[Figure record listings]
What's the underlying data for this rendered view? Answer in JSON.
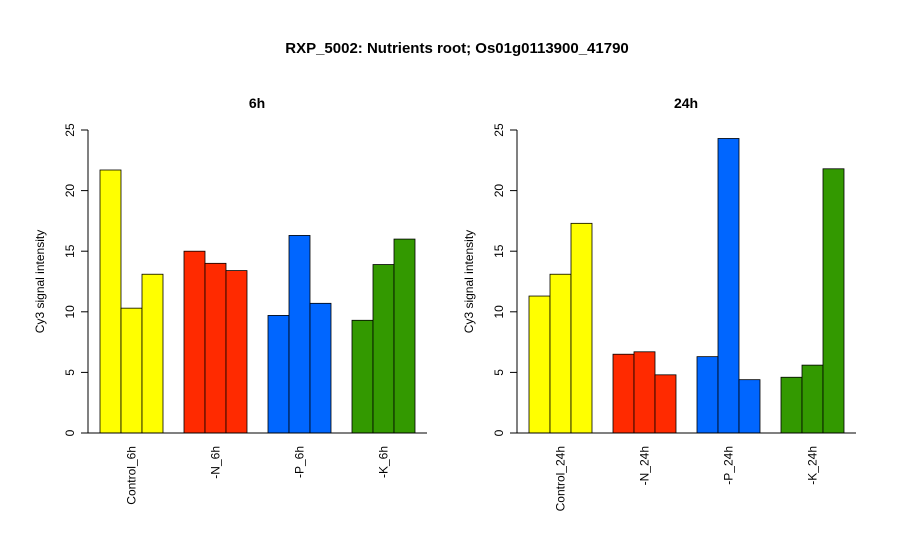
{
  "title": "RXP_5002: Nutrients root; Os01g0113900_41790",
  "chart_data": [
    {
      "type": "bar",
      "title": "6h",
      "ylabel": "Cy3 signal intensity",
      "ylim": [
        0,
        25
      ],
      "yticks": [
        0,
        5,
        10,
        15,
        20,
        25
      ],
      "groups": [
        {
          "label": "Control_6h",
          "color": "#ffff00",
          "values": [
            21.7,
            10.3,
            13.1
          ]
        },
        {
          "label": "-N_6h",
          "color": "#ff2a00",
          "values": [
            15.0,
            14.0,
            13.4
          ]
        },
        {
          "label": "-P_6h",
          "color": "#0066ff",
          "values": [
            9.7,
            16.3,
            10.7
          ]
        },
        {
          "label": "-K_6h",
          "color": "#339900",
          "values": [
            9.3,
            13.9,
            16.0
          ]
        }
      ]
    },
    {
      "type": "bar",
      "title": "24h",
      "ylabel": "Cy3 signal intensity",
      "ylim": [
        0,
        25
      ],
      "yticks": [
        0,
        5,
        10,
        15,
        20,
        25
      ],
      "groups": [
        {
          "label": "Control_24h",
          "color": "#ffff00",
          "values": [
            11.3,
            13.1,
            17.3
          ]
        },
        {
          "label": "-N_24h",
          "color": "#ff2a00",
          "values": [
            6.5,
            6.7,
            4.8
          ]
        },
        {
          "label": "-P_24h",
          "color": "#0066ff",
          "values": [
            6.3,
            24.3,
            4.4
          ]
        },
        {
          "label": "-K_24h",
          "color": "#339900",
          "values": [
            4.6,
            5.6,
            21.8
          ]
        }
      ]
    }
  ]
}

■ EXERCISE OBJECTIVE
Pull every line containing "title" from the data.

■ CORRECT OUTPUT
  "title": "RXP_5002: Nutrients root; Os01g0113900_41790",
      "title": "6h",
      "title": "24h",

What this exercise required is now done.